**WORKING DATA**
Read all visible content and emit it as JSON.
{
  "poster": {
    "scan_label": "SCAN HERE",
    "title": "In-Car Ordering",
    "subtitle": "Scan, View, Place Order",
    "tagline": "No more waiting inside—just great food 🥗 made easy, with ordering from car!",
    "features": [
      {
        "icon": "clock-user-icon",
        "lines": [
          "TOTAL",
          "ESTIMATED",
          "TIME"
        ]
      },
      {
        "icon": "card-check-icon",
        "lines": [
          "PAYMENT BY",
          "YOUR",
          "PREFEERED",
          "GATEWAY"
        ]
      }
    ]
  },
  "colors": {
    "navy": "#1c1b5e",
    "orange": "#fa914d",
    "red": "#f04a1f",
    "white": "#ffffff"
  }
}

**TASK TO CARRY OUT**
Above are lines of data; state how many of them contain the word "icon", with no other output.

**RESULT BELOW**
2